ASSIGNMENT A
In the blog post about saving money on potatoes, how would you render the sentence "I guess we'll find out next Tuesday." in Spanish?
ASSIGNMENT B
According to the blog post about saving money on potatoes, on which day of the week does the local supermarket offer senior discounts?
ASSIGNMENT C
Repeat the stretch of the blog post about saving money on potatoes from "Still, senior discounts" through "chance they get.".

PASSAGE SHOWN
Friday, March 09, 2018

How to save money on potatoes

Last Tuesday I took my mom to a doctor's appointment after work. The appointment was bound to take some time, so I ran out to the supermarket to pick up a few things. A sack of potatoes, some cat treats, a few other things.

My mom still wasn't done by the time I came back to the office, so I hung out for a bit, watching WBRE's PA Live! and hoping to see if they ran the right episode of the Blog of the Week. (My segment either ran early, late, or not at all.) When she was finally done, we had to run across town to a pharmacy to get a prescription filled - an errand that turned into an hour-long ordeal. Finally, upon getting home, I realized I should run out and top off the gas tank in preparation for the expected monster snowstorm the next day.

At long last I was done. I unloaded the car and carried the groceries into the house. My mom asked how much the potatoes were. I pulled out the receipt and checked. "$5.99," I reported, "minus sixty cents for my SENIOR DISCOUNT!"

I know my beard and mustache have gone grey, but do I really look that old?
Here's the thing: I just turned 50 at the end of January. As with most of my birthdays, this one was met without much fanfare, though as usual my mom insisted on getting a cake. But turning 50 has a way of making you think about things in a way that turning 48 or 49 does not. I put some of these thoughts into a poem that's been submitted for possible inclusion in a literary magazine. Eventually I'll post it here.

Still, senior discounts are generally (but not always) restricted to people over the age of 65. What gives?

I'm not the only member of my age group to encounter this. In response to a question posed by one of my friends, someone suggested that this is actually an act of kindness by the checkout clerks. Senior discounts are sometimes the only time they get to exercise a discretion. In many cases, they are not allowed to ask customers their age. So unless a customer specifically requests a senior discount, it's up to the clerk to judge whether the customer is of an eligible age. And if they err on the side of caution, offering a senior discount to someone too young to get it - well, these things happen.

Or maybe it's not an act of kindness. Maybe it's an act of rebellion, the way for some checkout clerks to fight the power by handing out senior discounts every chance they get.

In any event, my local supermarket only provides senior discounts on Tuesdays, and only on certain house-brand items. Was this a fluke, a one-off, something that happened once and won't happen again until I turn 65?

I guess we'll find out next Tuesday.

INFORMATION SHOWN
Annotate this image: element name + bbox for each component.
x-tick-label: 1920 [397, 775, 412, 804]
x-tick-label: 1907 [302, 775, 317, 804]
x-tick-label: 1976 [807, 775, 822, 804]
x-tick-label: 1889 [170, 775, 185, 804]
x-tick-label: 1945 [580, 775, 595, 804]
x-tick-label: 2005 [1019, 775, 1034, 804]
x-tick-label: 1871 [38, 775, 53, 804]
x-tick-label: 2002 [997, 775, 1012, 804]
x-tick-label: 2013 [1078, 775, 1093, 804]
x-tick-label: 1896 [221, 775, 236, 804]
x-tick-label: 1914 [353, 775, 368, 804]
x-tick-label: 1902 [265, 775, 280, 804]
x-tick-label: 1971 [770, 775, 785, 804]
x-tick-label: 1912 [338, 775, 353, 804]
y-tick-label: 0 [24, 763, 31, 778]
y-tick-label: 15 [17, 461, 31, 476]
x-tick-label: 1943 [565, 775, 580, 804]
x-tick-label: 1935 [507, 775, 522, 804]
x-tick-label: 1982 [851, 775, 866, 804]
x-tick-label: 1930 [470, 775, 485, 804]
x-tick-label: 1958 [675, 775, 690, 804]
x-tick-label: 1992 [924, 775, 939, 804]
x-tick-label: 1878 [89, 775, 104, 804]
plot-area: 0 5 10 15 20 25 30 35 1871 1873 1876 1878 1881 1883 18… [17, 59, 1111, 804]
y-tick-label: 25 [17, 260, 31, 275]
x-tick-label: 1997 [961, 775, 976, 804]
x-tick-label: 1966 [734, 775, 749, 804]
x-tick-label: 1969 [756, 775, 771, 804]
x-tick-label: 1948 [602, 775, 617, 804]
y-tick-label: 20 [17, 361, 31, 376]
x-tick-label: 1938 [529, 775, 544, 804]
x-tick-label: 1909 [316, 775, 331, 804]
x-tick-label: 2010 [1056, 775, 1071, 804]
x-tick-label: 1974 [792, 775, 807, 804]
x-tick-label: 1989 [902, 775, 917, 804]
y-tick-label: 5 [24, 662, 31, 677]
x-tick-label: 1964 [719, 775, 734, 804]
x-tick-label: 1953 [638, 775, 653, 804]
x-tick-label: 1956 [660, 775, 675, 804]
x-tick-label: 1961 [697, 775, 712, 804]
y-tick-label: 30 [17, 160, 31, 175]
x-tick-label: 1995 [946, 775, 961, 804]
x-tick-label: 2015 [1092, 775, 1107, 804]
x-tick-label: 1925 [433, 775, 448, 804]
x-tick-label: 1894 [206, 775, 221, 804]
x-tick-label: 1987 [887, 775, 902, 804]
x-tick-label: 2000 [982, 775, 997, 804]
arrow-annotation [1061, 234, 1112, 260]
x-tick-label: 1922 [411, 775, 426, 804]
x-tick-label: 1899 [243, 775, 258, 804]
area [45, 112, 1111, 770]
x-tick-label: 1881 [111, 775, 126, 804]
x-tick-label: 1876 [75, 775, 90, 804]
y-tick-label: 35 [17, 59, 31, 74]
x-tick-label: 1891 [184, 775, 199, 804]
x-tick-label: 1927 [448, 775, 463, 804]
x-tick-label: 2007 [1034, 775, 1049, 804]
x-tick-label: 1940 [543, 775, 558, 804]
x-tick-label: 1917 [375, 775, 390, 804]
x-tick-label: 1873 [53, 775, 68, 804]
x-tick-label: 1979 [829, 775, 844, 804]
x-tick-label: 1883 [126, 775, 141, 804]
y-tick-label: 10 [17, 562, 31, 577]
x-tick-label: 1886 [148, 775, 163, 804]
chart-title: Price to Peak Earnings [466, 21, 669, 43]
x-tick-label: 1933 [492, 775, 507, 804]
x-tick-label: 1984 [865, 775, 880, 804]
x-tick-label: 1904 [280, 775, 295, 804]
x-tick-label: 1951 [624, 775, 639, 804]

TASK ANSWER A
Supongo que lo sabremos el próximo martes.

TASK ANSWER B
Tuesdays.

TASK ANSWER C
Still, senior discounts are generally (but not always) restricted to people over the age of 65. What gives?

I'm not the only member of my age group to encounter this. In response to a question posed by one of my friends, someone suggested that this is actually an act of kindness by the checkout clerks. Senior discounts are sometimes the only time they get to exercise a discretion. In many cases, they are not allowed to ask customers their age. So unless a customer specifically requests a senior discount, it's up to the clerk to judge whether the customer is of an eligible age. And if they err on the side of caution, offering a senior discount to someone too young to get it - well, these things happen.

Or maybe it's not an act of kindness. Maybe it's an act of rebellion, the way for some checkout clerks to fight the power by handing out senior discounts every chance they get.